== Source records

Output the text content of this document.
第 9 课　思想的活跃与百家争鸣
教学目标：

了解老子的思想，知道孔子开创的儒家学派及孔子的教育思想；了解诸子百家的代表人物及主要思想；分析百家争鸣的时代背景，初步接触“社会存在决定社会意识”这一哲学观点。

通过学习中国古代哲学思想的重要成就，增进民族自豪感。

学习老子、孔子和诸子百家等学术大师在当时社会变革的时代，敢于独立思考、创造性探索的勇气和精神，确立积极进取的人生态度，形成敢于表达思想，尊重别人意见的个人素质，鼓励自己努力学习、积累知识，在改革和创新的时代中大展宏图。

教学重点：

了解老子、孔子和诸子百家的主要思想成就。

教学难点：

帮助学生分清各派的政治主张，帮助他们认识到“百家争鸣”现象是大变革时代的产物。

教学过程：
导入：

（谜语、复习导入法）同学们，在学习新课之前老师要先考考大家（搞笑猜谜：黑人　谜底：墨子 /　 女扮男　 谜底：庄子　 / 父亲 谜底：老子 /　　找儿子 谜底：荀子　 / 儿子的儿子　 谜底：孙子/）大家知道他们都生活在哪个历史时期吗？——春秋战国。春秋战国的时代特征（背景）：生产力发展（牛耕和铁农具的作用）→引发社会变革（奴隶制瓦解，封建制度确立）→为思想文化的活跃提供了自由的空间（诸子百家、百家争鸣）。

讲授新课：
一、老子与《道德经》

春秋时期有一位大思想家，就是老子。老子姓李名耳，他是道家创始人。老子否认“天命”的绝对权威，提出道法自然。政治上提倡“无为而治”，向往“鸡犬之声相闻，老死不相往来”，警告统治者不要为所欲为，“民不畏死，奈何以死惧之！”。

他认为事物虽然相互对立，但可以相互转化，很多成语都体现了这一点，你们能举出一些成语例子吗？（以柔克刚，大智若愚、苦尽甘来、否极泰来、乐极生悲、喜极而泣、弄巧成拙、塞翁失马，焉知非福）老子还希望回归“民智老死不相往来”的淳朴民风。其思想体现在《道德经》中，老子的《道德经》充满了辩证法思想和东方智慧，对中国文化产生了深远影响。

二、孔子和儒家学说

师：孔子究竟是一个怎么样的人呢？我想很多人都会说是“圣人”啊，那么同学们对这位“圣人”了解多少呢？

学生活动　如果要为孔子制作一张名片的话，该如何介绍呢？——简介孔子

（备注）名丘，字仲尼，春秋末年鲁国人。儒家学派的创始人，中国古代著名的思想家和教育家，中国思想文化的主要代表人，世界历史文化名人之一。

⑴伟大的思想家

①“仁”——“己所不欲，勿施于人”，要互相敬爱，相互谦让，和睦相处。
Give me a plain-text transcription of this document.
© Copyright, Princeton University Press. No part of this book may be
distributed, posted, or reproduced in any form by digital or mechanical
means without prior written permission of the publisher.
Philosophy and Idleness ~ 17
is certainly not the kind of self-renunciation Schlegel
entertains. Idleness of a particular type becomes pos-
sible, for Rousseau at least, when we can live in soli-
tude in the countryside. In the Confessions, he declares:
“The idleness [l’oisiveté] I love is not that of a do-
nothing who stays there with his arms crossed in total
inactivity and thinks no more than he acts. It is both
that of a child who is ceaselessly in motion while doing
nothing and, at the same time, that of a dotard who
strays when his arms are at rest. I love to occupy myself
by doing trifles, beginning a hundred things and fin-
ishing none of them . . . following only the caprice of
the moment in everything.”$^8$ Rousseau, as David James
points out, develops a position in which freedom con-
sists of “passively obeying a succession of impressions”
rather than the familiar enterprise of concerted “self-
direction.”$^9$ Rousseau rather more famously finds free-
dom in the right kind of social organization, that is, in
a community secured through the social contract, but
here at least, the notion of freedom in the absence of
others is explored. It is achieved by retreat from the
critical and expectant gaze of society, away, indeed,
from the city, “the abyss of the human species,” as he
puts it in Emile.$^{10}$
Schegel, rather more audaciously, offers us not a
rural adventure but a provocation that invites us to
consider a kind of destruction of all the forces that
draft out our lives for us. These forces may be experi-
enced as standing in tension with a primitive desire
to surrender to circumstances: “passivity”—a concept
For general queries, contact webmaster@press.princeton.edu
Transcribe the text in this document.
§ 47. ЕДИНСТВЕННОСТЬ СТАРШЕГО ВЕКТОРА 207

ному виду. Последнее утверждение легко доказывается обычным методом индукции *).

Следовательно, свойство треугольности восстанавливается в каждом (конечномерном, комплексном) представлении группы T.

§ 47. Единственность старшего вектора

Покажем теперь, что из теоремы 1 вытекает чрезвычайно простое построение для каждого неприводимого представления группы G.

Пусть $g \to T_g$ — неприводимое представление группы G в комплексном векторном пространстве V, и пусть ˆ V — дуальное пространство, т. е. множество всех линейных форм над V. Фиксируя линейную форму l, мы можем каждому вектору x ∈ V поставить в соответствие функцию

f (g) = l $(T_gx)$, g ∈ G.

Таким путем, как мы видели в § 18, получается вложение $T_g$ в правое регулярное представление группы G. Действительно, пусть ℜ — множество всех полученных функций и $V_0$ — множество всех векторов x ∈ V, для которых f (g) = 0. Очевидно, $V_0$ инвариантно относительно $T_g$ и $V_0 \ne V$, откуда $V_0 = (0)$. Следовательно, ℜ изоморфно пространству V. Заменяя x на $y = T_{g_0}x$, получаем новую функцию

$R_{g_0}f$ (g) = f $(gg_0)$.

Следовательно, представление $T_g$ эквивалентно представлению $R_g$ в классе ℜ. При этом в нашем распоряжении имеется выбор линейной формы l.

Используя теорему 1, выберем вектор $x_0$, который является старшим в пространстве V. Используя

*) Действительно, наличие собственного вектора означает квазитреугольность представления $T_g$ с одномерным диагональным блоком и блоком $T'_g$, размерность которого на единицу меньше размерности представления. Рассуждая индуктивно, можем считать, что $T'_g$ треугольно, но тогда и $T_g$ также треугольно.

====

:: What the task requires ::
Transcribe all of the lines in the records precisely.

:: Result for this task ::
Output the text content of this document.
第 9 课　思想的活跃与百家争鸣
教学目标：

了解老子的思想，知道孔子开创的儒家学派及孔子的教育思想；了解诸子百家的代表人物及主要思想；分析百家争鸣的时代背景，初步接触“社会存在决定社会意识”这一哲学观点。

通过学习中国古代哲学思想的重要成就，增进民族自豪感。

学习老子、孔子和诸子百家等学术大师在当时社会变革的时代，敢于独立思考、创造性探索的勇气和精神，确立积极进取的人生态度，形成敢于表达思想，尊重别人意见的个人素质，鼓励自己努力学习、积累知识，在改革和创新的时代中大展宏图。

教学重点：

了解老子、孔子和诸子百家的主要思想成就。

教学难点：

帮助学生分清各派的政治主张，帮助他们认识到“百家争鸣”现象是大变革时代的产物。

教学过程：
导入：

（谜语、复习导入法）同学们，在学习新课之前老师要先考考大家（搞笑猜谜：黑人　谜底：墨子 /　 女扮男　 谜底：庄子　 / 父亲 谜底：老子 /　　找儿子 谜底：荀子　 / 儿子的儿子　 谜底：孙子/）大家知道他们都生活在哪个历史时期吗？——春秋战国。春秋战国的时代特征（背景）：生产力发展（牛耕和铁农具的作用）→引发社会变革（奴隶制瓦解，封建制度确立）→为思想文化的活跃提供了自由的空间（诸子百家、百家争鸣）。

讲授新课：
一、老子与《道德经》

春秋时期有一位大思想家，就是老子。老子姓李名耳，他是道家创始人。老子否认“天命”的绝对权威，提出道法自然。政治上提倡“无为而治”，向往“鸡犬之声相闻，老死不相往来”，警告统治者不要为所欲为，“民不畏死，奈何以死惧之！”。

他认为事物虽然相互对立，但可以相互转化，很多成语都体现了这一点，你们能举出一些成语例子吗？（以柔克刚，大智若愚、苦尽甘来、否极泰来、乐极生悲、喜极而泣、弄巧成拙、塞翁失马，焉知非福）老子还希望回归“民智老死不相往来”的淳朴民风。其思想体现在《道德经》中，老子的《道德经》充满了辩证法思想和东方智慧，对中国文化产生了深远影响。

二、孔子和儒家学说

师：孔子究竟是一个怎么样的人呢？我想很多人都会说是“圣人”啊，那么同学们对这位“圣人”了解多少呢？

学生活动　如果要为孔子制作一张名片的话，该如何介绍呢？——简介孔子

（备注）名丘，字仲尼，春秋末年鲁国人。儒家学派的创始人，中国古代著名的思想家和教育家，中国思想文化的主要代表人，世界历史文化名人之一。

⑴伟大的思想家

①“仁”——“己所不欲，勿施于人”，要互相敬爱，相互谦让，和睦相处。
Give me a plain-text transcription of this document.
© Copyright, Princeton University Press. No part of this book may be
distributed, posted, or reproduced in any form by digital or mechanical
means without prior written permission of the publisher.
Philosophy and Idleness ~ 17
is certainly not the kind of self-renunciation Schlegel
entertains. Idleness of a particular type becomes pos-
sible, for Rousseau at least, when we can live in soli-
tude in the countryside. In the Confessions, he declares:
“The idleness [l’oisiveté] I love is not that of a do-
nothing who stays there with his arms crossed in total
inactivity and thinks no more than he acts. It is both
that of a child who is ceaselessly in motion while doing
nothing and, at the same time, that of a dotard who
strays when his arms are at rest. I love to occupy myself
by doing trifles, beginning a hundred things and fin-
ishing none of them . . . following only the caprice of
the moment in everything.”$^8$ Rousseau, as David James
points out, develops a position in which freedom con-
sists of “passively obeying a succession of impressions”
rather than the familiar enterprise of concerted “self-
direction.”$^9$ Rousseau rather more famously finds free-
dom in the right kind of social organization, that is, in
a community secured through the social contract, but
here at least, the notion of freedom in the absence of
others is explored. It is achieved by retreat from the
critical and expectant gaze of society, away, indeed,
from the city, “the abyss of the human species,” as he
puts it in Emile.$^{10}$
Schegel, rather more audaciously, offers us not a
rural adventure but a provocation that invites us to
consider a kind of destruction of all the forces that
draft out our lives for us. These forces may be experi-
enced as standing in tension with a primitive desire
to surrender to circumstances: “passivity”—a concept
For general queries, contact webmaster@press.princeton.edu
Transcribe the text in this document.
§ 47. ЕДИНСТВЕННОСТЬ СТАРШЕГО ВЕКТОРА 207

ному виду. Последнее утверждение легко доказывается обычным методом индукции *).

Следовательно, свойство треугольности восстанавливается в каждом (конечномерном, комплексном) представлении группы T.

§ 47. Единственность старшего вектора

Покажем теперь, что из теоремы 1 вытекает чрезвычайно простое построение для каждого неприводимого представления группы G.

Пусть $g \to T_g$ — неприводимое представление группы G в комплексном векторном пространстве V, и пусть ˆ V — дуальное пространство, т. е. множество всех линейных форм над V. Фиксируя линейную форму l, мы можем каждому вектору x ∈ V поставить в соответствие функцию

f (g) = l $(T_gx)$, g ∈ G.

Таким путем, как мы видели в § 18, получается вложение $T_g$ в правое регулярное представление группы G. Действительно, пусть ℜ — множество всех полученных функций и $V_0$ — множество всех векторов x ∈ V, для которых f (g) = 0. Очевидно, $V_0$ инвариантно относительно $T_g$ и $V_0 \ne V$, откуда $V_0 = (0)$. Следовательно, ℜ изоморфно пространству V. Заменяя x на $y = T_{g_0}x$, получаем новую функцию

$R_{g_0}f$ (g) = f $(gg_0)$.

Следовательно, представление $T_g$ эквивалентно представлению $R_g$ в классе ℜ. При этом в нашем распоряжении имеется выбор линейной формы l.

Используя теорему 1, выберем вектор $x_0$, который является старшим в пространстве V. Используя

*) Действительно, наличие собственного вектора означает квазитреугольность представления $T_g$ с одномерным диагональным блоком и блоком $T'_g$, размерность которого на единицу меньше размерности представления. Рассуждая индуктивно, можем считать, что $T'_g$ треугольно, но тогда и $T_g$ также треугольно.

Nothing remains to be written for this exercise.